(Lines of data)
========

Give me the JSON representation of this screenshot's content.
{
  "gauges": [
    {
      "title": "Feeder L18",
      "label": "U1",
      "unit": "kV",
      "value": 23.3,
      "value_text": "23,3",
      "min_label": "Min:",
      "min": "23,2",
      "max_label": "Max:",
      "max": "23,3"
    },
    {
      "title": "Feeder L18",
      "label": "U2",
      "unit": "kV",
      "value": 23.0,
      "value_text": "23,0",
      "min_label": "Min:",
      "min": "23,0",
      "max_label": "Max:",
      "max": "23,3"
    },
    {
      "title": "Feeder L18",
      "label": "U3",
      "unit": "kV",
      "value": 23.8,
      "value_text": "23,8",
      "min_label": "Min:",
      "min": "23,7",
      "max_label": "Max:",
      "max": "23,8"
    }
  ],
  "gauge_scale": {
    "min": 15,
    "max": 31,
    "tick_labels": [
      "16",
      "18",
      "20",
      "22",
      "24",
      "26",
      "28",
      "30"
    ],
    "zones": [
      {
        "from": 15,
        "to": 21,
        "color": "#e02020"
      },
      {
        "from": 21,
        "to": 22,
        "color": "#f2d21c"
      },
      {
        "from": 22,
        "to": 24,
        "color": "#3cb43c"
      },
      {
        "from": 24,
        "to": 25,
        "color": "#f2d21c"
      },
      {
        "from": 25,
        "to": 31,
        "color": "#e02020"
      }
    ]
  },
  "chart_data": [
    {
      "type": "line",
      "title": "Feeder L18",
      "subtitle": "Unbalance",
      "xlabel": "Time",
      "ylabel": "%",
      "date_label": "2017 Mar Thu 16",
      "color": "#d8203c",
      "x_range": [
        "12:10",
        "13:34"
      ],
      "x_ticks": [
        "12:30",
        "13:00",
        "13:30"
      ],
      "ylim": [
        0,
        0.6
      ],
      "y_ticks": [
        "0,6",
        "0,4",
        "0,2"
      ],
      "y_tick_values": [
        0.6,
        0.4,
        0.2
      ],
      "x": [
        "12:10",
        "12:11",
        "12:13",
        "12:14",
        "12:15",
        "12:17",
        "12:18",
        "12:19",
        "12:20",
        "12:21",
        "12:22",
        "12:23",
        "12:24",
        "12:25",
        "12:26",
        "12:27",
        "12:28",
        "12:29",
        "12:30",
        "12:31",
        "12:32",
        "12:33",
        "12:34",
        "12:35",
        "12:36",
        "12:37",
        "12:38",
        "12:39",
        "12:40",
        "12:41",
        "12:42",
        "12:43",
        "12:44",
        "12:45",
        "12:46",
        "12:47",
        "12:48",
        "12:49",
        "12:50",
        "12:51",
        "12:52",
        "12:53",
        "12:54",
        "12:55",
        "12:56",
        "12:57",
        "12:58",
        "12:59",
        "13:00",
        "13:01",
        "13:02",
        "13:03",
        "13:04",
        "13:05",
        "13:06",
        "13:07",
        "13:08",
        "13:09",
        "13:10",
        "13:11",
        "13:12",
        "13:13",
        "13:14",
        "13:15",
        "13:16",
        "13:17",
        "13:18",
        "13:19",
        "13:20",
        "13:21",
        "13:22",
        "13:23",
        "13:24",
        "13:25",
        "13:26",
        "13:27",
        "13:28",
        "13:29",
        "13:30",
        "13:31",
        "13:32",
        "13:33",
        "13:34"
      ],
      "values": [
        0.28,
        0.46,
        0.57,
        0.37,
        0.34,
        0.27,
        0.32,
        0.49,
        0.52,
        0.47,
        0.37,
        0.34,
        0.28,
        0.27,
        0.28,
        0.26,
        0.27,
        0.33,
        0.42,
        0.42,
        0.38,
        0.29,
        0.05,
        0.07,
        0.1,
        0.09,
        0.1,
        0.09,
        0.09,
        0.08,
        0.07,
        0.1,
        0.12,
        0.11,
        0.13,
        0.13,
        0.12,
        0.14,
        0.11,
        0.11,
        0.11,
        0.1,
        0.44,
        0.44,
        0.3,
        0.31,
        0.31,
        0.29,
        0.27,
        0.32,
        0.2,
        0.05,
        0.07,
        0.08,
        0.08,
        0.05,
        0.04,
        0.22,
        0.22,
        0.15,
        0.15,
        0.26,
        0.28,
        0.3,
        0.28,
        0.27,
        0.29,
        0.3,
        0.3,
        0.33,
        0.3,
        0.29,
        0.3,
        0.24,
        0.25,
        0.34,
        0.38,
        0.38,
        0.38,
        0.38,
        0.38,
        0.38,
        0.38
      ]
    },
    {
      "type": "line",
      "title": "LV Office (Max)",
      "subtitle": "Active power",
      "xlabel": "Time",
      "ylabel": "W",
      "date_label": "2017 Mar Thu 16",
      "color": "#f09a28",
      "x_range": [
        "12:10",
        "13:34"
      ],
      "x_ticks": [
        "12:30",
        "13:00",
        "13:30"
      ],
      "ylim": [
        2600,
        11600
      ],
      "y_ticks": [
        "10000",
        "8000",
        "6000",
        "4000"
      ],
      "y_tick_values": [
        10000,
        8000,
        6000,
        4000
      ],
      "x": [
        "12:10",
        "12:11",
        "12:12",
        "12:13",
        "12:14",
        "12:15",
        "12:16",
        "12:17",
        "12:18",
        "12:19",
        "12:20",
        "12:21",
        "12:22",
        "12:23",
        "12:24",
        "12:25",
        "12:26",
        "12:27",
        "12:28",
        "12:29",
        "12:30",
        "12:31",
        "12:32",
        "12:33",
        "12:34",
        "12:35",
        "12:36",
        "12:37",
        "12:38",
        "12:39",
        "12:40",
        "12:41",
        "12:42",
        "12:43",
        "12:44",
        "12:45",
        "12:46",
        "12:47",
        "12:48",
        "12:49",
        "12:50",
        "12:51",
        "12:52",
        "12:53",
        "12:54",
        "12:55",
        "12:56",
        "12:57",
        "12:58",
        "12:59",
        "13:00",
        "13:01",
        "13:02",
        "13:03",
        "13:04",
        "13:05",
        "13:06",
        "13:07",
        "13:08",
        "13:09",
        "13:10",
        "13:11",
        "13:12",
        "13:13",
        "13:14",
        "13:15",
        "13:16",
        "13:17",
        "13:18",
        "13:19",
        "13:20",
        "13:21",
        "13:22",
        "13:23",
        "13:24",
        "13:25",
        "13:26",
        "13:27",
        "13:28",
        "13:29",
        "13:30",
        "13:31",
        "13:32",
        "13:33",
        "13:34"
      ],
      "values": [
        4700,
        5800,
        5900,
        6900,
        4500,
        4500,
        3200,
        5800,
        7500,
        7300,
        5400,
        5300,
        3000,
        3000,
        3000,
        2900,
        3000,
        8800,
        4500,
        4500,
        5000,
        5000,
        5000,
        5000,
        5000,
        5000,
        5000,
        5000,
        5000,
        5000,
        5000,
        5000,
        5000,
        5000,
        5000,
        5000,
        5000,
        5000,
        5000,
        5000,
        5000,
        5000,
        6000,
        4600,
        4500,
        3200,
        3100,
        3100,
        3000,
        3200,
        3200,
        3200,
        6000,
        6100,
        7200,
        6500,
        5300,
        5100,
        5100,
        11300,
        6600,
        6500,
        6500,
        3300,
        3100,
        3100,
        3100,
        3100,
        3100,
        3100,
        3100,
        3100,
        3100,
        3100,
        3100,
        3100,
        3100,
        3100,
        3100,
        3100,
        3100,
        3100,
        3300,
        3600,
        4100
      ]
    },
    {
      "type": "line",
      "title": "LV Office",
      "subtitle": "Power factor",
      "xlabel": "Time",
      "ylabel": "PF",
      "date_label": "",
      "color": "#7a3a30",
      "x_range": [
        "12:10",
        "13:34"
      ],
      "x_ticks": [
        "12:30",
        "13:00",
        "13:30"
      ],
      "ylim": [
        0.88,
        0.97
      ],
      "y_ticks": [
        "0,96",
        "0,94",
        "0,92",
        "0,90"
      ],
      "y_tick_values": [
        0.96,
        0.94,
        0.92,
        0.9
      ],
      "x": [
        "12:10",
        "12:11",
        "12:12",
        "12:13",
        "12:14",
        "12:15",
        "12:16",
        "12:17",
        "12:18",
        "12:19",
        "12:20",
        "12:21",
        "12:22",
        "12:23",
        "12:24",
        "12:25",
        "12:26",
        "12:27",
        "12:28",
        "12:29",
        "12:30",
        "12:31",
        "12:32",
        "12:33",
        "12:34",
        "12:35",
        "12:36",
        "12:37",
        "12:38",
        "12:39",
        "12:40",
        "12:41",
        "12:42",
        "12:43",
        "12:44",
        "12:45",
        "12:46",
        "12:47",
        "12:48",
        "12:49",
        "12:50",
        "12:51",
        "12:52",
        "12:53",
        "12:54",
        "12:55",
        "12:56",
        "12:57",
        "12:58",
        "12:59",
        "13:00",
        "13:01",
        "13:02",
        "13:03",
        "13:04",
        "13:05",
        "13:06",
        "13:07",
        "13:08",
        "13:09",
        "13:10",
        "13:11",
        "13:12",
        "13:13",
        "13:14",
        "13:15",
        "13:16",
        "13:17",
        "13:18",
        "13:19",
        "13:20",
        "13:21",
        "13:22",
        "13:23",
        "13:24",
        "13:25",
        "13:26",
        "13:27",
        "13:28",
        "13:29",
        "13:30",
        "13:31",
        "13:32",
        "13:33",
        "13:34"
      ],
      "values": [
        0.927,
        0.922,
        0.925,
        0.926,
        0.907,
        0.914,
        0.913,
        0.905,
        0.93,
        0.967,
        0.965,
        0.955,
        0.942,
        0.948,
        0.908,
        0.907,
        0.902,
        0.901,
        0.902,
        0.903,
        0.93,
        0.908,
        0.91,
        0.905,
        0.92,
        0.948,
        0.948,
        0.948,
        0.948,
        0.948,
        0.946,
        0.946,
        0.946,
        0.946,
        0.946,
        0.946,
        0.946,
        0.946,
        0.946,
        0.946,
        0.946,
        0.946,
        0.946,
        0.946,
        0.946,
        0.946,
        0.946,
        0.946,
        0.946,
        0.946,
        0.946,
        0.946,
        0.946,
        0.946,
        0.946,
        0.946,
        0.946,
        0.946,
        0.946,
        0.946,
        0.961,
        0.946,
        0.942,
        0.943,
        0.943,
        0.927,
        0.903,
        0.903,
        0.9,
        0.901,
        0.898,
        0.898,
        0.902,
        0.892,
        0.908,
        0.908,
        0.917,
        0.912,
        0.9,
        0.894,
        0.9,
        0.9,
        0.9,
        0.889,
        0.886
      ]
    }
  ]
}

========

Work to complete: How many lines of these entries contain "color"? Answer with the number and nothing else.

Result: 8